### Provided data
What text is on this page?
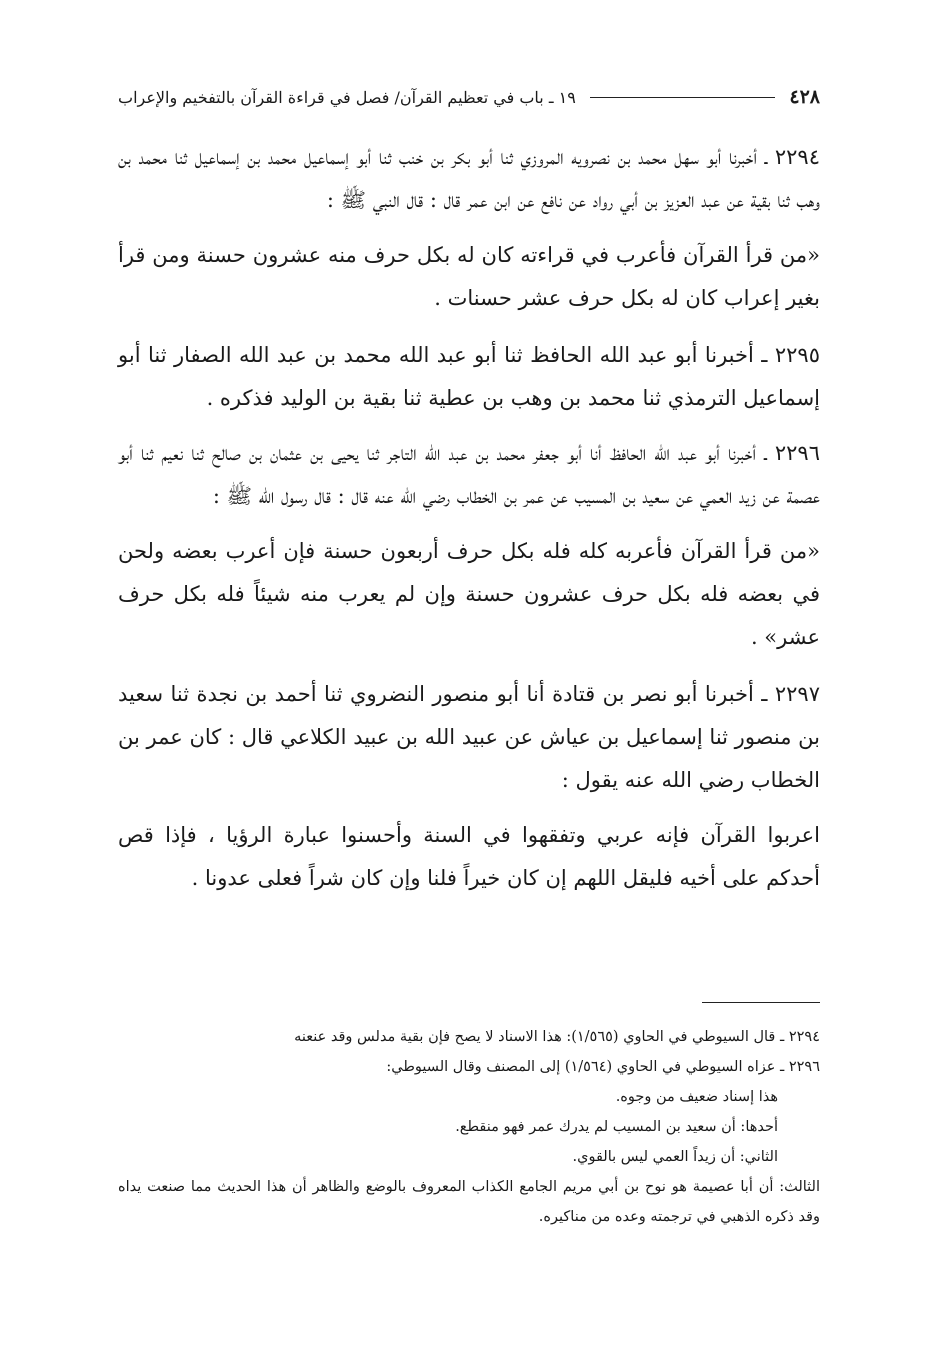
٤٢٨
١٩ ـ باب في تعظيم القرآن/ فصل في قراءة القرآن بالتفخيم والإعراب

٢٢٩٤ ـ أخبرنا أبو سهل محمد بن نصرويه المروزي ثنا أبو بكر بن خنب ثنا أبو إسماعيل محمد بن إسماعيل ثنا محمد بن وهب ثنا بقية عن عبد العزيز بن أبي رواد عن نافع عن ابن عمر قال : قال النبي ﷺ :

«من قرأ القرآن فأعرب في قراءته كان له بكل حرف منه عشرون حسنة ومن قرأ بغير إعراب كان له بكل حرف عشر حسنات .

٢٢٩٥ ـ أخبرنا أبو عبد الله الحافظ ثنا أبو عبد الله محمد بن عبد الله الصفار ثنا أبو إسماعيل الترمذي ثنا محمد بن وهب بن عطية ثنا بقية بن الوليد فذكره .

٢٢٩٦ ـ أخبرنا أبو عبد الله الحافظ أنا أبو جعفر محمد بن عبد الله التاجر ثنا يحيى بن عثمان بن صالح ثنا نعيم ثنا أبو عصمة عن زيد العمي عن سعيد بن المسيب عن عمر بن الخطاب رضي الله عنه قال : قال رسول الله ﷺ :

«من قرأ القرآن فأعربه كله فله بكل حرف أربعون حسنة فإن أعرب بعضه ولحن في بعضه فله بكل حرف عشرون حسنة وإن لم يعرب منه شيئاً فله بكل حرف عشر» .

٢٢٩٧ ـ أخبرنا أبو نصر بن قتادة أنا أبو منصور النضروي ثنا أحمد بن نجدة ثنا سعيد بن منصور ثنا إسماعيل بن عياش عن عبيد الله بن عبيد الكلاعي قال : كان عمر بن الخطاب رضي الله عنه يقول :

اعربوا القرآن فإنه عربي وتفقهوا في السنة وأحسنوا عبارة الرؤيا ، فإذا قص أحدكم على أخيه فليقل اللهم إن كان خيراً فلنا وإن كان شراً فعلى عدونا .

٢٢٩٤ ـ قال السيوطي في الحاوي (١/٥٦٥): هذا الاسناد لا يصح فإن بقية مدلس وقد عنعنه

٢٢٩٦ ـ عزاه السيوطي في الحاوي (١/٥٦٤) إلى المصنف وقال السيوطي:

هذا إسناد ضعيف من وجوه.

أحدها: أن سعيد بن المسيب لم يدرك عمر فهو منقطع.

الثاني: أن زيداً العمي ليس بالقوي.

الثالث: أن أبا عصيمة هو نوح بن أبي مريم الجامع الكذاب المعروف بالوضع والظاهر أن هذا الحديث مما صنعت يداه وقد ذكره الذهبي في ترجمته وعده من مناكيره.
######
Copy the records above exactly, omitting every picture.

* Task response *
What text is on this page?
٤٢٨
١٩ ـ باب في تعظيم القرآن/ فصل في قراءة القرآن بالتفخيم والإعراب

٢٢٩٤ ـ أخبرنا أبو سهل محمد بن نصرويه المروزي ثنا أبو بكر بن خنب ثنا أبو إسماعيل محمد بن إسماعيل ثنا محمد بن وهب ثنا بقية عن عبد العزيز بن أبي رواد عن نافع عن ابن عمر قال : قال النبي ﷺ :

«من قرأ القرآن فأعرب في قراءته كان له بكل حرف منه عشرون حسنة ومن قرأ بغير إعراب كان له بكل حرف عشر حسنات .

٢٢٩٥ ـ أخبرنا أبو عبد الله الحافظ ثنا أبو عبد الله محمد بن عبد الله الصفار ثنا أبو إسماعيل الترمذي ثنا محمد بن وهب بن عطية ثنا بقية بن الوليد فذكره .

٢٢٩٦ ـ أخبرنا أبو عبد الله الحافظ أنا أبو جعفر محمد بن عبد الله التاجر ثنا يحيى بن عثمان بن صالح ثنا نعيم ثنا أبو عصمة عن زيد العمي عن سعيد بن المسيب عن عمر بن الخطاب رضي الله عنه قال : قال رسول الله ﷺ :

«من قرأ القرآن فأعربه كله فله بكل حرف أربعون حسنة فإن أعرب بعضه ولحن في بعضه فله بكل حرف عشرون حسنة وإن لم يعرب منه شيئاً فله بكل حرف عشر» .

٢٢٩٧ ـ أخبرنا أبو نصر بن قتادة أنا أبو منصور النضروي ثنا أحمد بن نجدة ثنا سعيد بن منصور ثنا إسماعيل بن عياش عن عبيد الله بن عبيد الكلاعي قال : كان عمر بن الخطاب رضي الله عنه يقول :

اعربوا القرآن فإنه عربي وتفقهوا في السنة وأحسنوا عبارة الرؤيا ، فإذا قص أحدكم على أخيه فليقل اللهم إن كان خيراً فلنا وإن كان شراً فعلى عدونا .

٢٢٩٤ ـ قال السيوطي في الحاوي (١/٥٦٥): هذا الاسناد لا يصح فإن بقية مدلس وقد عنعنه

٢٢٩٦ ـ عزاه السيوطي في الحاوي (١/٥٦٤) إلى المصنف وقال السيوطي:

هذا إسناد ضعيف من وجوه.

أحدها: أن سعيد بن المسيب لم يدرك عمر فهو منقطع.

الثاني: أن زيداً العمي ليس بالقوي.

الثالث: أن أبا عصيمة هو نوح بن أبي مريم الجامع الكذاب المعروف بالوضع والظاهر أن هذا الحديث مما صنعت يداه وقد ذكره الذهبي في ترجمته وعده من مناكيره.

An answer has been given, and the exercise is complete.